> WRITTEN PROBLEM: Restate the records below word for word, and omit the images they hold.

> AVAILABLE DATA:
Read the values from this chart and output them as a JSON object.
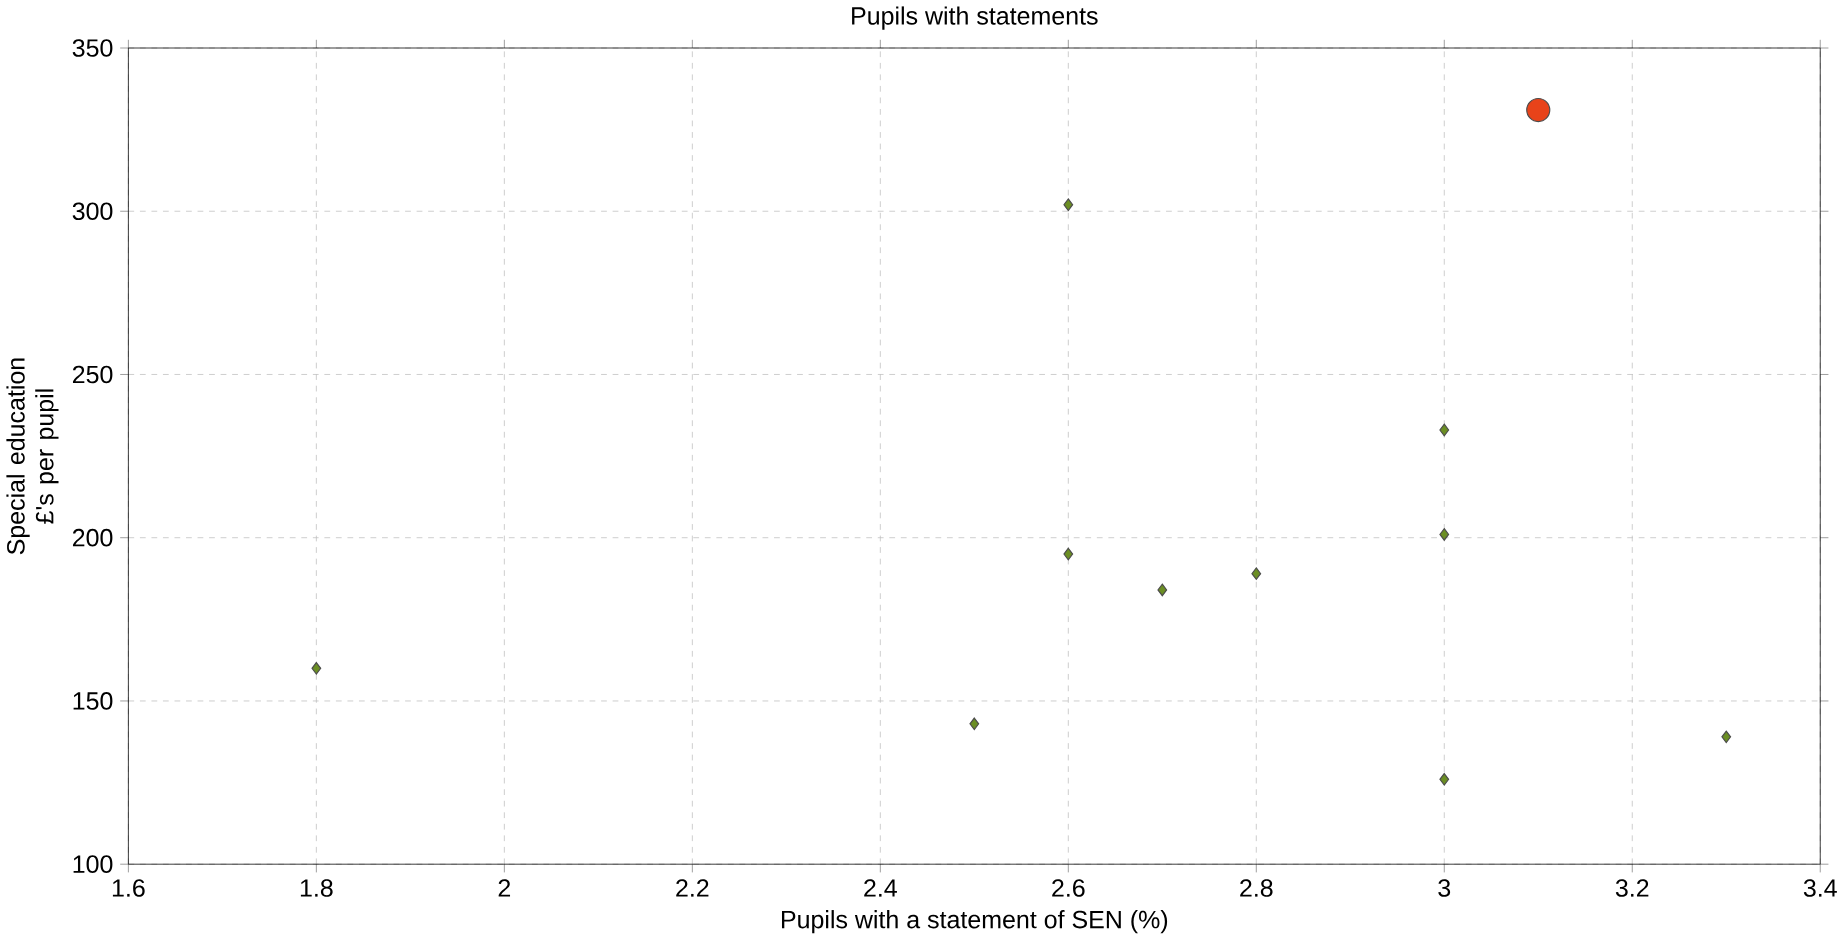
{
  "chart_data": {
    "type": "scatter",
    "title": "Pupils with statements",
    "xlabel": "Pupils with a statement of SEN (%)",
    "ylabel": "Special education £'s per pupil",
    "series": [
      {
        "color": "#6b8e23",
        "marker": "diamond",
        "x": [
          1.8,
          2.5,
          2.6,
          2.6,
          2.7,
          2.8,
          3.0,
          3.0,
          3.0,
          3.3
        ],
        "values": [
          160,
          143,
          302,
          195,
          184,
          189,
          233,
          201,
          126,
          139
        ]
      },
      {
        "color": "#e8431a",
        "marker": "circle",
        "x": [
          3.1
        ],
        "values": [
          331
        ]
      }
    ],
    "xlim": [
      1.6,
      3.4
    ],
    "xticks": [
      1.6,
      1.8,
      2,
      2.2,
      2.4,
      2.6,
      2.8,
      3,
      3.2,
      3.4
    ],
    "ylim": [
      100,
      350
    ],
    "yticks": [
      100,
      150,
      200,
      250,
      300,
      350
    ],
    "grid": true
  }
}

> EXERCISE ANSWER:
Read the values from this chart and output them as a JSON object.
{
  "chart_data": {
    "type": "scatter",
    "title": "Pupils with statements",
    "xlabel": "Pupils with a statement of SEN (%)",
    "ylabel": "Special education £'s per pupil",
    "series": [
      {
        "color": "#6b8e23",
        "marker": "diamond",
        "x": [
          1.8,
          2.5,
          2.6,
          2.6,
          2.7,
          2.8,
          3.0,
          3.0,
          3.0,
          3.3
        ],
        "values": [
          160,
          143,
          302,
          195,
          184,
          189,
          233,
          201,
          126,
          139
        ]
      },
      {
        "color": "#e8431a",
        "marker": "circle",
        "x": [
          3.1
        ],
        "values": [
          331
        ]
      }
    ],
    "xlim": [
      1.6,
      3.4
    ],
    "xticks": [
      1.6,
      1.8,
      2,
      2.2,
      2.4,
      2.6,
      2.8,
      3,
      3.2,
      3.4
    ],
    "ylim": [
      100,
      350
    ],
    "yticks": [
      100,
      150,
      200,
      250,
      300,
      350
    ],
    "grid": true
  }
}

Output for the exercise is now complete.